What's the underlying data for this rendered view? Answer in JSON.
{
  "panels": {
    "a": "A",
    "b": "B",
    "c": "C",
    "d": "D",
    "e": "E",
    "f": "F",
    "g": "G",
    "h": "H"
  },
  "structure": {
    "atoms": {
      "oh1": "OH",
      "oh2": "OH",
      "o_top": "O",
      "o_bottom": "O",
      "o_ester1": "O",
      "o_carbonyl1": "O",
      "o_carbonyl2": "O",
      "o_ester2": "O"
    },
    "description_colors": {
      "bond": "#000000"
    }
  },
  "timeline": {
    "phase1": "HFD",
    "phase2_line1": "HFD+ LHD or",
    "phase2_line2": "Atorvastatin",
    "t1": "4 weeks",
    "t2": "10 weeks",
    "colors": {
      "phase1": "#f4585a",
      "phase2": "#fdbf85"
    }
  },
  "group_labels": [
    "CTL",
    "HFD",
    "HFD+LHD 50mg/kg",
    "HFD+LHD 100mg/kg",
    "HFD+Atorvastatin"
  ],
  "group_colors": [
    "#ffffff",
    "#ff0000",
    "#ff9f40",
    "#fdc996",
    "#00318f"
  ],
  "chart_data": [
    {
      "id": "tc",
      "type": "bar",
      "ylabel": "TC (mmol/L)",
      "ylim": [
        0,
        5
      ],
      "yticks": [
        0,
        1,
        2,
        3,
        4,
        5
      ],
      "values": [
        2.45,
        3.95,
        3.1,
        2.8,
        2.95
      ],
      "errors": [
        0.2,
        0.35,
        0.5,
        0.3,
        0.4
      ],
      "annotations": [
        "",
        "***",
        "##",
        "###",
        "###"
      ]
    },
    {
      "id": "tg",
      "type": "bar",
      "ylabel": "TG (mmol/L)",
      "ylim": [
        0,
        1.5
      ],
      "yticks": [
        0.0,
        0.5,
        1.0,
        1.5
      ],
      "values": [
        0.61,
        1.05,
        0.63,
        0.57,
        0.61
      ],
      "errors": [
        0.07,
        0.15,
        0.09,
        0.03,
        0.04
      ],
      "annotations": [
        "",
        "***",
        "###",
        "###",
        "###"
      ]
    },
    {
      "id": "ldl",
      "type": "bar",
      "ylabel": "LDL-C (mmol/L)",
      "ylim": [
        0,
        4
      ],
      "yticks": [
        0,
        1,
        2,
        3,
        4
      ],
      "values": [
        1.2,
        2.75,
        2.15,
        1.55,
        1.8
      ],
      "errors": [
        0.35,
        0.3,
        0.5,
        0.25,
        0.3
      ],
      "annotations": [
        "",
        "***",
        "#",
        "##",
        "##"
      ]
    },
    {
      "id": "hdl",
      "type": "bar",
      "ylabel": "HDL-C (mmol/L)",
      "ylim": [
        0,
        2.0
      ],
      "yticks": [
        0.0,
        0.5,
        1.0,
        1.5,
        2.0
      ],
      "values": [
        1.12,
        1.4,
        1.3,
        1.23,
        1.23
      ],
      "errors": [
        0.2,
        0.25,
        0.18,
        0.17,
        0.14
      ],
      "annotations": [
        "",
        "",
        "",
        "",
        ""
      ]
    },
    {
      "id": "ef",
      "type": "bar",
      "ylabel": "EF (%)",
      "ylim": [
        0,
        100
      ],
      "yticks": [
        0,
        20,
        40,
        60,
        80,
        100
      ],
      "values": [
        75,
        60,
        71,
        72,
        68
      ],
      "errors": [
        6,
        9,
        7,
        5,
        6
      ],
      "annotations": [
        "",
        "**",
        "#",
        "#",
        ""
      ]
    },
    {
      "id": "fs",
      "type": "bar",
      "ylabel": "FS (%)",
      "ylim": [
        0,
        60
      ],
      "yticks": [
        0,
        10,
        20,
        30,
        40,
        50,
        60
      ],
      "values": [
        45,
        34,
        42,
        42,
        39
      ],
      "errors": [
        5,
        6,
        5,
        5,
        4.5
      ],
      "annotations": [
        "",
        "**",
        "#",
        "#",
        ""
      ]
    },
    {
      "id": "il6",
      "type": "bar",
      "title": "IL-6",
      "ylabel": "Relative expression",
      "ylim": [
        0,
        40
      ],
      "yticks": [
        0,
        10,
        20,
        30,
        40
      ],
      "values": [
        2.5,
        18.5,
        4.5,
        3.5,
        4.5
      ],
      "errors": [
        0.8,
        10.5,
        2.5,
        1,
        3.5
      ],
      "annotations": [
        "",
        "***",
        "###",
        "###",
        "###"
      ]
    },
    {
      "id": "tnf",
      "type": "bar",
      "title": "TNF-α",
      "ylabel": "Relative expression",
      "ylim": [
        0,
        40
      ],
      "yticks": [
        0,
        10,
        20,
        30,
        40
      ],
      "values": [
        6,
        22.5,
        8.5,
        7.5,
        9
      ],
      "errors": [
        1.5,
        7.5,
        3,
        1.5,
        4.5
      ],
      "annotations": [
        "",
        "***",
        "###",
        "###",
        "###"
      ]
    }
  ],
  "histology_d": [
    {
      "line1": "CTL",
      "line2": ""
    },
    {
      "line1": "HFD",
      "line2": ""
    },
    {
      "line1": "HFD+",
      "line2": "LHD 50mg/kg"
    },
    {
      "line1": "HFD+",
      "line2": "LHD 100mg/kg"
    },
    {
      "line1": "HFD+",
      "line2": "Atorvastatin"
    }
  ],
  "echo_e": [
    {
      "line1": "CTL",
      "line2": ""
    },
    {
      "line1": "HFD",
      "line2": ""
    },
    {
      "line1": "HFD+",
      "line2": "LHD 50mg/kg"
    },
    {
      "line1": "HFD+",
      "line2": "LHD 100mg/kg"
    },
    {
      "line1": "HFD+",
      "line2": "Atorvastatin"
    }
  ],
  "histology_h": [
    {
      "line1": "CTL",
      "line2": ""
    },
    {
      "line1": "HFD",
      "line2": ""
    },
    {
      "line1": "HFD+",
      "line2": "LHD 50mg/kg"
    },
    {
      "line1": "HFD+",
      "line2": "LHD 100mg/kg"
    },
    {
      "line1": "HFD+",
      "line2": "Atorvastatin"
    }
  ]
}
+++++
**What is being asked**
Every entry must be output again, exactly as written above.

**Reply to the exercise**
What's the underlying data for this rendered view? Answer in JSON.
{
  "panels": {
    "a": "A",
    "b": "B",
    "c": "C",
    "d": "D",
    "e": "E",
    "f": "F",
    "g": "G",
    "h": "H"
  },
  "structure": {
    "atoms": {
      "oh1": "OH",
      "oh2": "OH",
      "o_top": "O",
      "o_bottom": "O",
      "o_ester1": "O",
      "o_carbonyl1": "O",
      "o_carbonyl2": "O",
      "o_ester2": "O"
    },
    "description_colors": {
      "bond": "#000000"
    }
  },
  "timeline": {
    "phase1": "HFD",
    "phase2_line1": "HFD+ LHD or",
    "phase2_line2": "Atorvastatin",
    "t1": "4 weeks",
    "t2": "10 weeks",
    "colors": {
      "phase1": "#f4585a",
      "phase2": "#fdbf85"
    }
  },
  "group_labels": [
    "CTL",
    "HFD",
    "HFD+LHD 50mg/kg",
    "HFD+LHD 100mg/kg",
    "HFD+Atorvastatin"
  ],
  "group_colors": [
    "#ffffff",
    "#ff0000",
    "#ff9f40",
    "#fdc996",
    "#00318f"
  ],
  "chart_data": [
    {
      "id": "tc",
      "type": "bar",
      "ylabel": "TC (mmol/L)",
      "ylim": [
        0,
        5
      ],
      "yticks": [
        0,
        1,
        2,
        3,
        4,
        5
      ],
      "values": [
        2.45,
        3.95,
        3.1,
        2.8,
        2.95
      ],
      "errors": [
        0.2,
        0.35,
        0.5,
        0.3,
        0.4
      ],
      "annotations": [
        "",
        "***",
        "##",
        "###",
        "###"
      ]
    },
    {
      "id": "tg",
      "type": "bar",
      "ylabel": "TG (mmol/L)",
      "ylim": [
        0,
        1.5
      ],
      "yticks": [
        0.0,
        0.5,
        1.0,
        1.5
      ],
      "values": [
        0.61,
        1.05,
        0.63,
        0.57,
        0.61
      ],
      "errors": [
        0.07,
        0.15,
        0.09,
        0.03,
        0.04
      ],
      "annotations": [
        "",
        "***",
        "###",
        "###",
        "###"
      ]
    },
    {
      "id": "ldl",
      "type": "bar",
      "ylabel": "LDL-C (mmol/L)",
      "ylim": [
        0,
        4
      ],
      "yticks": [
        0,
        1,
        2,
        3,
        4
      ],
      "values": [
        1.2,
        2.75,
        2.15,
        1.55,
        1.8
      ],
      "errors": [
        0.35,
        0.3,
        0.5,
        0.25,
        0.3
      ],
      "annotations": [
        "",
        "***",
        "#",
        "##",
        "##"
      ]
    },
    {
      "id": "hdl",
      "type": "bar",
      "ylabel": "HDL-C (mmol/L)",
      "ylim": [
        0,
        2.0
      ],
      "yticks": [
        0.0,
        0.5,
        1.0,
        1.5,
        2.0
      ],
      "values": [
        1.12,
        1.4,
        1.3,
        1.23,
        1.23
      ],
      "errors": [
        0.2,
        0.25,
        0.18,
        0.17,
        0.14
      ],
      "annotations": [
        "",
        "",
        "",
        "",
        ""
      ]
    },
    {
      "id": "ef",
      "type": "bar",
      "ylabel": "EF (%)",
      "ylim": [
        0,
        100
      ],
      "yticks": [
        0,
        20,
        40,
        60,
        80,
        100
      ],
      "values": [
        75,
        60,
        71,
        72,
        68
      ],
      "errors": [
        6,
        9,
        7,
        5,
        6
      ],
      "annotations": [
        "",
        "**",
        "#",
        "#",
        ""
      ]
    },
    {
      "id": "fs",
      "type": "bar",
      "ylabel": "FS (%)",
      "ylim": [
        0,
        60
      ],
      "yticks": [
        0,
        10,
        20,
        30,
        40,
        50,
        60
      ],
      "values": [
        45,
        34,
        42,
        42,
        39
      ],
      "errors": [
        5,
        6,
        5,
        5,
        4.5
      ],
      "annotations": [
        "",
        "**",
        "#",
        "#",
        ""
      ]
    },
    {
      "id": "il6",
      "type": "bar",
      "title": "IL-6",
      "ylabel": "Relative expression",
      "ylim": [
        0,
        40
      ],
      "yticks": [
        0,
        10,
        20,
        30,
        40
      ],
      "values": [
        2.5,
        18.5,
        4.5,
        3.5,
        4.5
      ],
      "errors": [
        0.8,
        10.5,
        2.5,
        1,
        3.5
      ],
      "annotations": [
        "",
        "***",
        "###",
        "###",
        "###"
      ]
    },
    {
      "id": "tnf",
      "type": "bar",
      "title": "TNF-α",
      "ylabel": "Relative expression",
      "ylim": [
        0,
        40
      ],
      "yticks": [
        0,
        10,
        20,
        30,
        40
      ],
      "values": [
        6,
        22.5,
        8.5,
        7.5,
        9
      ],
      "errors": [
        1.5,
        7.5,
        3,
        1.5,
        4.5
      ],
      "annotations": [
        "",
        "***",
        "###",
        "###",
        "###"
      ]
    }
  ],
  "histology_d": [
    {
      "line1": "CTL",
      "line2": ""
    },
    {
      "line1": "HFD",
      "line2": ""
    },
    {
      "line1": "HFD+",
      "line2": "LHD 50mg/kg"
    },
    {
      "line1": "HFD+",
      "line2": "LHD 100mg/kg"
    },
    {
      "line1": "HFD+",
      "line2": "Atorvastatin"
    }
  ],
  "echo_e": [
    {
      "line1": "CTL",
      "line2": ""
    },
    {
      "line1": "HFD",
      "line2": ""
    },
    {
      "line1": "HFD+",
      "line2": "LHD 50mg/kg"
    },
    {
      "line1": "HFD+",
      "line2": "LHD 100mg/kg"
    },
    {
      "line1": "HFD+",
      "line2": "Atorvastatin"
    }
  ],
  "histology_h": [
    {
      "line1": "CTL",
      "line2": ""
    },
    {
      "line1": "HFD",
      "line2": ""
    },
    {
      "line1": "HFD+",
      "line2": "LHD 50mg/kg"
    },
    {
      "line1": "HFD+",
      "line2": "LHD 100mg/kg"
    },
    {
      "line1": "HFD+",
      "line2": "Atorvastatin"
    }
  ]
}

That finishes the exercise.